Show each line of the data below that has the string "screenshot" in it.

::::::::::

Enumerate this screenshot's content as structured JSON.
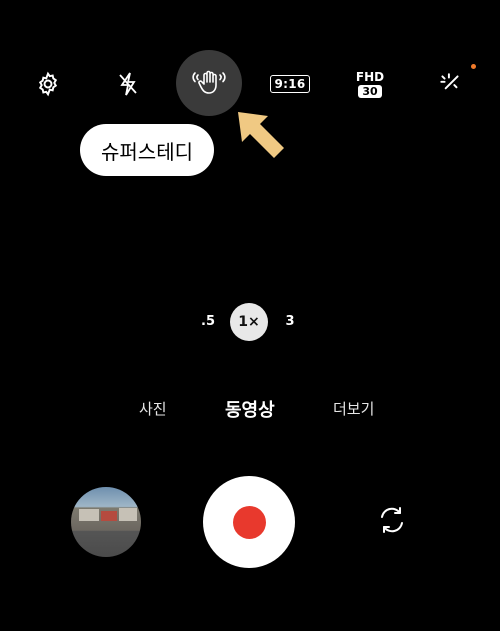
{
  "toolbar": {
    "settings_icon": "gear-icon",
    "flash_icon": "flash-off-icon",
    "steady_icon": "hand-shake-icon",
    "ratio_label": "9:16",
    "quality_top": "FHD",
    "quality_fps": "30",
    "effects_icon": "sparkle-icon",
    "notification_color": "#f07a2a"
  },
  "tooltip": {
    "text": "슈퍼스테디"
  },
  "zoom": {
    "options": [
      ".5",
      "1×",
      "3"
    ],
    "selected": "1×"
  },
  "modes": {
    "items": [
      "사진",
      "동영상",
      "더보기"
    ],
    "active": "동영상"
  },
  "controls": {
    "gallery_icon": "gallery-thumbnail",
    "record_icon": "record-icon",
    "record_color": "#e8392d",
    "switch_icon": "switch-camera-icon"
  }
}
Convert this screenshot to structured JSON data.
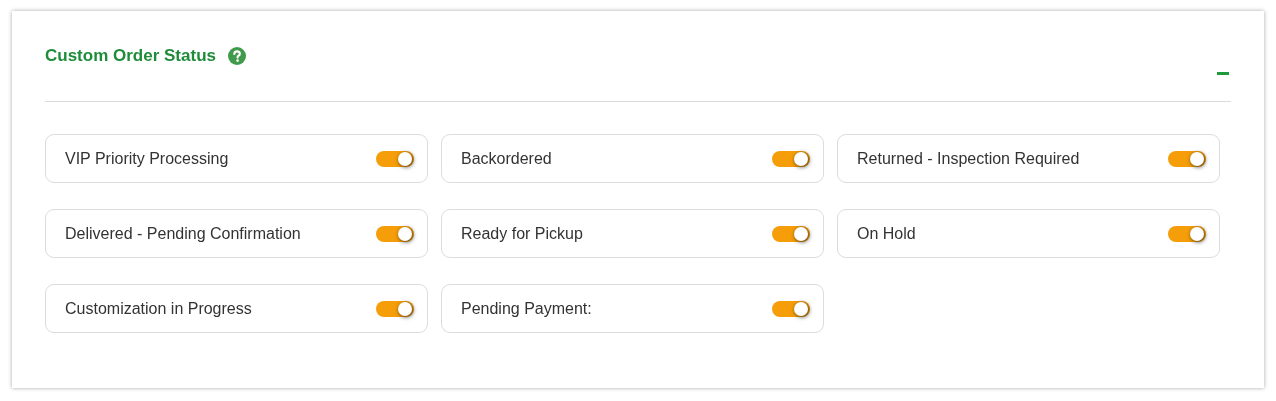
{
  "panel": {
    "title": "Custom Order Status",
    "expanded": true
  },
  "statuses": [
    {
      "label": "VIP Priority Processing",
      "on": true
    },
    {
      "label": "Backordered",
      "on": true
    },
    {
      "label": "Returned - Inspection Required",
      "on": true
    },
    {
      "label": "Delivered - Pending Confirmation",
      "on": true
    },
    {
      "label": "Ready for Pickup",
      "on": true
    },
    {
      "label": "On Hold",
      "on": true
    },
    {
      "label": "Customization in Progress",
      "on": true
    },
    {
      "label": "Pending Payment:",
      "on": true
    }
  ]
}
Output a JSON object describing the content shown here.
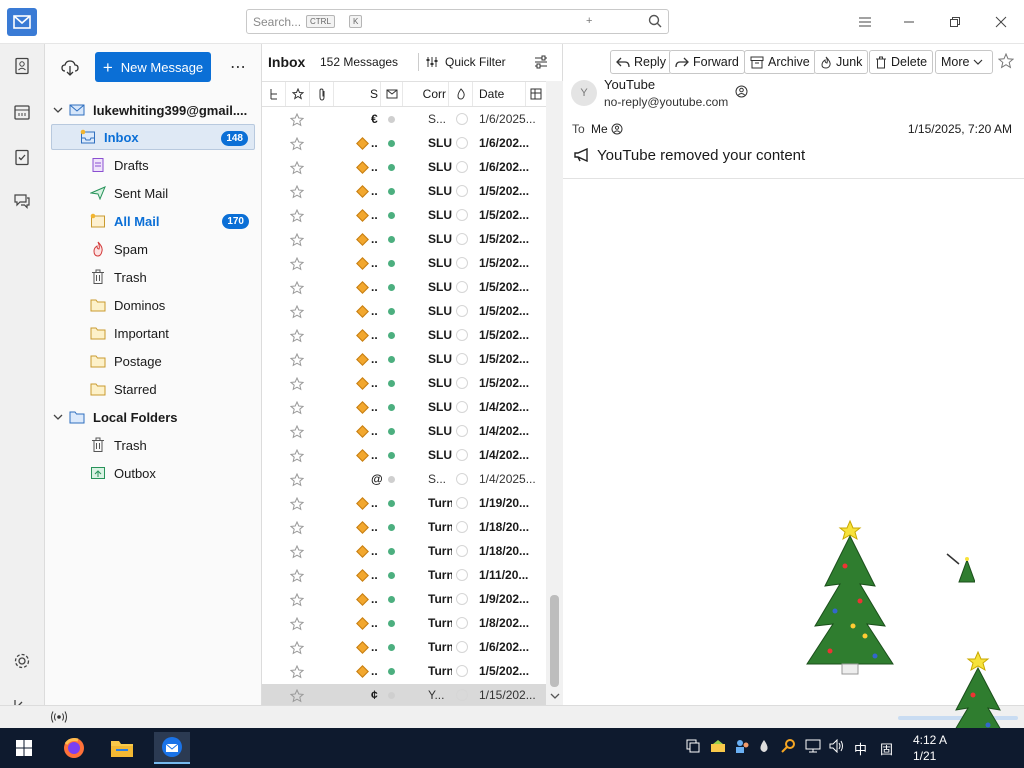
{
  "search": {
    "placeholder": "Search...",
    "kbd1": "CTRL",
    "plus": "+",
    "kbd2": "K"
  },
  "folderpane": {
    "new_message": "New Message",
    "more": "⋯",
    "account": "lukewhiting399@gmail....",
    "folders": [
      {
        "label": "Inbox",
        "badge": "148"
      },
      {
        "label": "Drafts"
      },
      {
        "label": "Sent Mail"
      },
      {
        "label": "All Mail",
        "badge": "170"
      },
      {
        "label": "Spam"
      },
      {
        "label": "Trash"
      },
      {
        "label": "Dominos"
      },
      {
        "label": "Important"
      },
      {
        "label": "Postage"
      },
      {
        "label": "Starred"
      }
    ],
    "local": "Local Folders",
    "local_folders": [
      {
        "label": "Trash"
      },
      {
        "label": "Outbox"
      }
    ]
  },
  "threadpane": {
    "title": "Inbox",
    "count": "152 Messages",
    "quick_filter": "Quick Filter",
    "columns": {
      "s": "S",
      "corr": "Corr",
      "date": "Date"
    },
    "rows": [
      {
        "dots": "€",
        "corr": "S...",
        "date": "1/6/2025...",
        "read": true,
        "tag": false
      },
      {
        "dots": "..",
        "corr": "SLU",
        "date": "1/6/202...",
        "read": false,
        "tag": true
      },
      {
        "dots": "..",
        "corr": "SLU",
        "date": "1/6/202...",
        "read": false,
        "tag": true
      },
      {
        "dots": "..",
        "corr": "SLU",
        "date": "1/5/202...",
        "read": false,
        "tag": true
      },
      {
        "dots": "..",
        "corr": "SLU",
        "date": "1/5/202...",
        "read": false,
        "tag": true
      },
      {
        "dots": "..",
        "corr": "SLU",
        "date": "1/5/202...",
        "read": false,
        "tag": true
      },
      {
        "dots": "..",
        "corr": "SLU",
        "date": "1/5/202...",
        "read": false,
        "tag": true
      },
      {
        "dots": "..",
        "corr": "SLU",
        "date": "1/5/202...",
        "read": false,
        "tag": true
      },
      {
        "dots": "..",
        "corr": "SLU",
        "date": "1/5/202...",
        "read": false,
        "tag": true
      },
      {
        "dots": "..",
        "corr": "SLU",
        "date": "1/5/202...",
        "read": false,
        "tag": true
      },
      {
        "dots": "..",
        "corr": "SLU",
        "date": "1/5/202...",
        "read": false,
        "tag": true
      },
      {
        "dots": "..",
        "corr": "SLU",
        "date": "1/5/202...",
        "read": false,
        "tag": true
      },
      {
        "dots": "..",
        "corr": "SLU",
        "date": "1/4/202...",
        "read": false,
        "tag": true
      },
      {
        "dots": "..",
        "corr": "SLU",
        "date": "1/4/202...",
        "read": false,
        "tag": true
      },
      {
        "dots": "..",
        "corr": "SLU",
        "date": "1/4/202...",
        "read": false,
        "tag": true
      },
      {
        "dots": "@",
        "corr": "S...",
        "date": "1/4/2025...",
        "read": true,
        "tag": false
      },
      {
        "dots": "..",
        "corr": "Turn",
        "date": "1/19/20...",
        "read": false,
        "tag": true
      },
      {
        "dots": "..",
        "corr": "Turn",
        "date": "1/18/20...",
        "read": false,
        "tag": true
      },
      {
        "dots": "..",
        "corr": "Turn",
        "date": "1/18/20...",
        "read": false,
        "tag": true
      },
      {
        "dots": "..",
        "corr": "Turn",
        "date": "1/11/20...",
        "read": false,
        "tag": true
      },
      {
        "dots": "..",
        "corr": "Turn",
        "date": "1/9/202...",
        "read": false,
        "tag": true
      },
      {
        "dots": "..",
        "corr": "Turn",
        "date": "1/8/202...",
        "read": false,
        "tag": true
      },
      {
        "dots": "..",
        "corr": "Turn",
        "date": "1/6/202...",
        "read": false,
        "tag": true
      },
      {
        "dots": "..",
        "corr": "Turn",
        "date": "1/5/202...",
        "read": false,
        "tag": true
      },
      {
        "dots": "¢",
        "corr": "Y...",
        "date": "1/15/202...",
        "read": true,
        "tag": false,
        "selected": true
      }
    ]
  },
  "message": {
    "buttons": {
      "reply": "Reply",
      "forward": "Forward",
      "archive": "Archive",
      "junk": "Junk",
      "delete": "Delete",
      "more": "More"
    },
    "avatar": "Y",
    "from_name": "YouTube",
    "from_addr": "no-reply@youtube.com",
    "to_label": "To",
    "to_name": "Me",
    "date": "1/15/2025, 7:20 AM",
    "subject": "YouTube removed your content"
  },
  "taskbar": {
    "ime1": "中",
    "ime2": "固",
    "time": "4:12 A",
    "date": "1/21"
  },
  "colors": {
    "accent": "#0b6fd6",
    "badge": "#0b6fd6",
    "tag": "#f2a72e",
    "unread_dot": "#4caf7f"
  }
}
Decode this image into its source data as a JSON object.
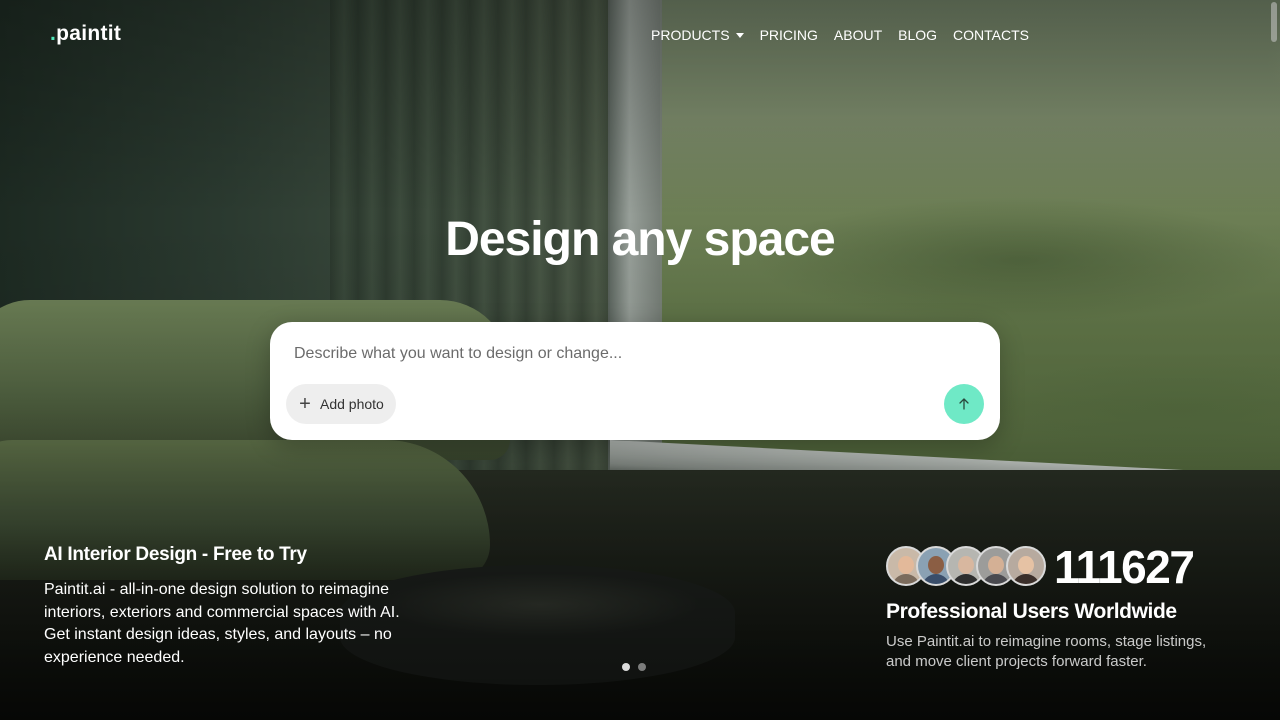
{
  "brand": {
    "dot": ".",
    "name": "paintit",
    "accent": "#4ee5b8"
  },
  "nav": {
    "items": [
      {
        "label": "PRODUCTS",
        "has_dropdown": true
      },
      {
        "label": "PRICING"
      },
      {
        "label": "ABOUT"
      },
      {
        "label": "BLOG"
      },
      {
        "label": "CONTACTS"
      }
    ]
  },
  "hero": {
    "title": "Design any space",
    "prompt_placeholder": "Describe what you want to design or change...",
    "add_photo_label": "Add photo",
    "send_icon": "arrow-up-icon",
    "send_color": "#6fe9c6"
  },
  "intro": {
    "title": "AI Interior Design - Free to Try",
    "text": "Paintit.ai - all-in-one design solution to reimagine interiors, exteriors and commercial spaces with AI. Get instant design ideas, styles, and layouts – no experience needed."
  },
  "carousel": {
    "slides": 2,
    "active_index": 0
  },
  "stats": {
    "count": "111627",
    "title": "Professional Users Worldwide",
    "text": "Use Paintit.ai to reimagine rooms, stage listings, and move client projects forward faster.",
    "avatar_count": 5
  }
}
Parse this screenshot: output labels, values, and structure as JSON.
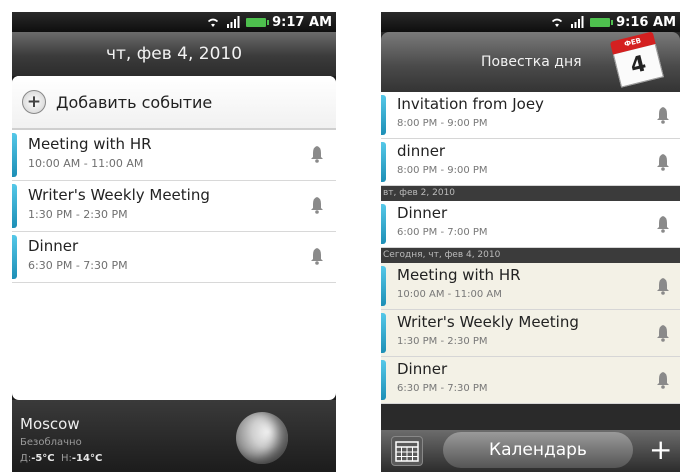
{
  "left": {
    "status_time": "9:17 AM",
    "date": "чт, фев 4, 2010",
    "add_event": "Добавить событие",
    "events": [
      {
        "title": "Meeting with HR",
        "time": "10:00 AM - 11:00 AM"
      },
      {
        "title": "Writer's Weekly Meeting",
        "time": "1:30 PM - 2:30 PM"
      },
      {
        "title": "Dinner",
        "time": "6:30 PM - 7:30 PM"
      }
    ],
    "weather": {
      "city": "Moscow",
      "condition": "Безоблачно",
      "low_label": "Д:",
      "low": "-5°C",
      "high_label": "Н:",
      "high": "-14°C"
    }
  },
  "right": {
    "status_time": "9:16 AM",
    "title": "Повестка дня",
    "calendar_icon_day": "4",
    "calendar_icon_month": "ФЕВ",
    "group1": [
      {
        "title": "Invitation from Joey",
        "time": "8:00 PM - 9:00 PM"
      },
      {
        "title": "dinner",
        "time": "8:00 PM - 9:00 PM"
      }
    ],
    "sep1": "вт, фев 2, 2010",
    "group2": [
      {
        "title": "Dinner",
        "time": "6:00 PM - 7:00 PM"
      }
    ],
    "sep2": "Сегодня, чт, фев 4, 2010",
    "group3": [
      {
        "title": "Meeting with HR",
        "time": "10:00 AM - 11:00 AM"
      },
      {
        "title": "Writer's Weekly Meeting",
        "time": "1:30 PM - 2:30 PM"
      },
      {
        "title": "Dinner",
        "time": "6:30 PM - 7:30 PM"
      }
    ],
    "bottom_tab": "Календарь",
    "plus": "+"
  },
  "colors": {
    "event_bar": "#2aa6d2",
    "battery": "#4ec04e",
    "calendar_red": "#d42020"
  }
}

::::::::::

Solved problem>
Enumerate this screenshot's content as structured JSON.
Convert this screenshot to structured JSON data.
Parse this screenshot: output labels, values, and structure as JSON.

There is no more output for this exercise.